**Instructions for the task**
How many lines of the data hold the word "Крапивницкого"? State the number and nothing else.

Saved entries
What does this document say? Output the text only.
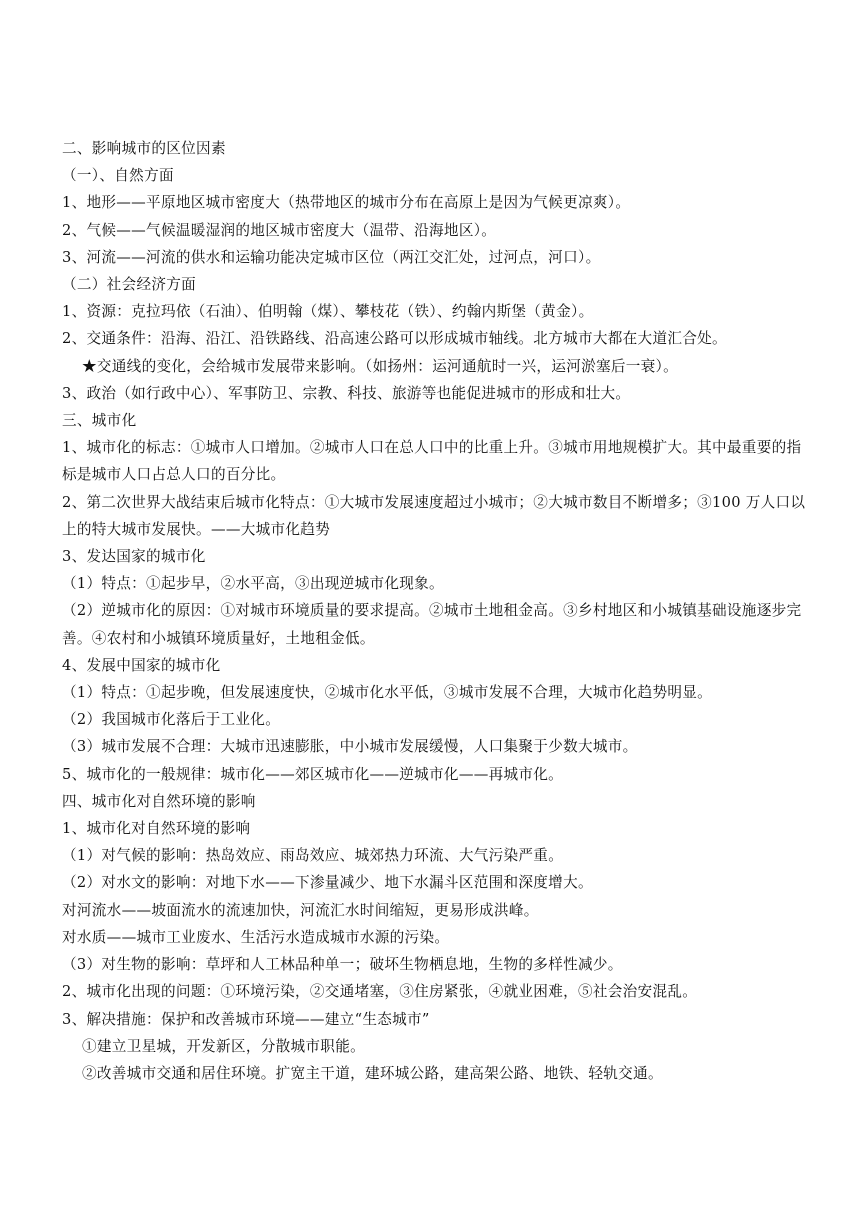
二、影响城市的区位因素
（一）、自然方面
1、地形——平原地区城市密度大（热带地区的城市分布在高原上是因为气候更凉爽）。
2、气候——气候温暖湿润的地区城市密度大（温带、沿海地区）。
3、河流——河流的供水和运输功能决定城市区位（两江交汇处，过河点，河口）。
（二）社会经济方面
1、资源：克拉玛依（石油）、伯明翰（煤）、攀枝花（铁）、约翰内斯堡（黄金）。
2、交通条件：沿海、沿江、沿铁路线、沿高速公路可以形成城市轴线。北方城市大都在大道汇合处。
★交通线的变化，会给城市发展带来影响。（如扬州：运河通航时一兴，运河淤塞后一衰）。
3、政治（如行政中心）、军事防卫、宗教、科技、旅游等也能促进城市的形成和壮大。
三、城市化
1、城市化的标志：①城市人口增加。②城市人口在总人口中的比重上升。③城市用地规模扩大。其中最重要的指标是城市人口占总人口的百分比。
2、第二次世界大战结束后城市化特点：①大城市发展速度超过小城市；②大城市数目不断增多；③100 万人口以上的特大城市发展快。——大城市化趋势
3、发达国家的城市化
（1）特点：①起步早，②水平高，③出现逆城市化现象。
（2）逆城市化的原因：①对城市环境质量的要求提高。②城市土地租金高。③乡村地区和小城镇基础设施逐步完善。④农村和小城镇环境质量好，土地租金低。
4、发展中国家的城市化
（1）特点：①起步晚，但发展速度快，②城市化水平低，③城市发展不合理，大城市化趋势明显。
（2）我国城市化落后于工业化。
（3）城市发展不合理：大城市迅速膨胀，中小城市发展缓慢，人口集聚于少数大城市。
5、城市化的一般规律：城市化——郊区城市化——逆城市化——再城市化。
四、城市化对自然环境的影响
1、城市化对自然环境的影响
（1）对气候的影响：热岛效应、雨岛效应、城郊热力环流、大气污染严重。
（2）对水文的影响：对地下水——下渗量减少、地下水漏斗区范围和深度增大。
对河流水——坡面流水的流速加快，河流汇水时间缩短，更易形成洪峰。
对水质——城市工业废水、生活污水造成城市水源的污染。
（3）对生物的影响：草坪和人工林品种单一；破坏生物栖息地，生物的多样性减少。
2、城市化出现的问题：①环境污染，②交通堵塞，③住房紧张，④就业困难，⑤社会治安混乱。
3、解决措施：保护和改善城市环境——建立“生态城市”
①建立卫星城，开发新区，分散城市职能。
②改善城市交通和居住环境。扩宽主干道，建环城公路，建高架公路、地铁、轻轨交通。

==

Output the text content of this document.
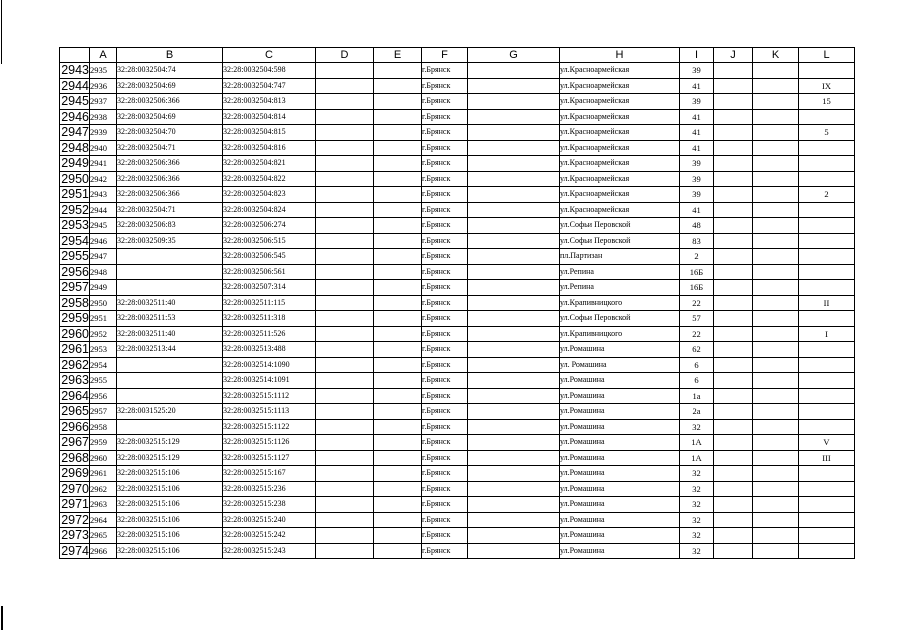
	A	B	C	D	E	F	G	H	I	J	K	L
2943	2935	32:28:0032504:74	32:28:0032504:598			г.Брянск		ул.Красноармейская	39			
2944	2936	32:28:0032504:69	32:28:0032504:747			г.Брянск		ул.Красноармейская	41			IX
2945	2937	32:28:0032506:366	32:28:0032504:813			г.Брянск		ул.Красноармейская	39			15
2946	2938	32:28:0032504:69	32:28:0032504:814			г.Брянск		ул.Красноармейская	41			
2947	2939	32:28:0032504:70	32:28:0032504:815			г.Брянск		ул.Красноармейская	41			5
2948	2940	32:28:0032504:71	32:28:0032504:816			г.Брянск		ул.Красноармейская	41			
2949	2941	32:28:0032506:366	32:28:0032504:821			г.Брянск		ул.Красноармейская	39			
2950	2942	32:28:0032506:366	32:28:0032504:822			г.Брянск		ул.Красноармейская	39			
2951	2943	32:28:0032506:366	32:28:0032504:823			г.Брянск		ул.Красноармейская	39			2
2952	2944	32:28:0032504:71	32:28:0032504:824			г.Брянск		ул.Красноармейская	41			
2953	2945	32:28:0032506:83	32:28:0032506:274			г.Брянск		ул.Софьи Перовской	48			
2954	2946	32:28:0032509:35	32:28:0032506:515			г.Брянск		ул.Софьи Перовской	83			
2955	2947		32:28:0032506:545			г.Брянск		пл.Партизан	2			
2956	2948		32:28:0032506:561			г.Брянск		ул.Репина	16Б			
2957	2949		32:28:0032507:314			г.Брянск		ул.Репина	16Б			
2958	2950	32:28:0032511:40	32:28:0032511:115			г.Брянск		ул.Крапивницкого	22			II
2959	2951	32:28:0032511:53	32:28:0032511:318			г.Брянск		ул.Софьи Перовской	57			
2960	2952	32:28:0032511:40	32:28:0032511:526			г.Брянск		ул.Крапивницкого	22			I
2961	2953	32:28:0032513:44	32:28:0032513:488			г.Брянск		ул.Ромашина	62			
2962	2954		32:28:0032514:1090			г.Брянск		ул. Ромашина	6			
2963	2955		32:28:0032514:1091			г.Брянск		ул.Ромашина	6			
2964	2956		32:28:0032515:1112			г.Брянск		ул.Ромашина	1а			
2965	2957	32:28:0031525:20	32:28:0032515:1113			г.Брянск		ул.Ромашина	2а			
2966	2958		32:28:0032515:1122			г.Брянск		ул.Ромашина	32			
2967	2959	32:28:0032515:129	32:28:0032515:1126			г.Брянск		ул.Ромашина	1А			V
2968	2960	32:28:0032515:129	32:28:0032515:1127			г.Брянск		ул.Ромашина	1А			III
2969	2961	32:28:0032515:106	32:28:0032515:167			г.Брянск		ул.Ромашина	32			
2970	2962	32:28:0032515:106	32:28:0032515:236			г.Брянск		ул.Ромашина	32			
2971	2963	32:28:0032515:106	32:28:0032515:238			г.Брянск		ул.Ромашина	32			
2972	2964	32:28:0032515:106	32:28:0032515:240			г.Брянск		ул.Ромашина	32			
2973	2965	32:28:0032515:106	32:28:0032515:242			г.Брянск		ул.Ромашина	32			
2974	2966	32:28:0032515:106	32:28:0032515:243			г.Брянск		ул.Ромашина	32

**The response**
2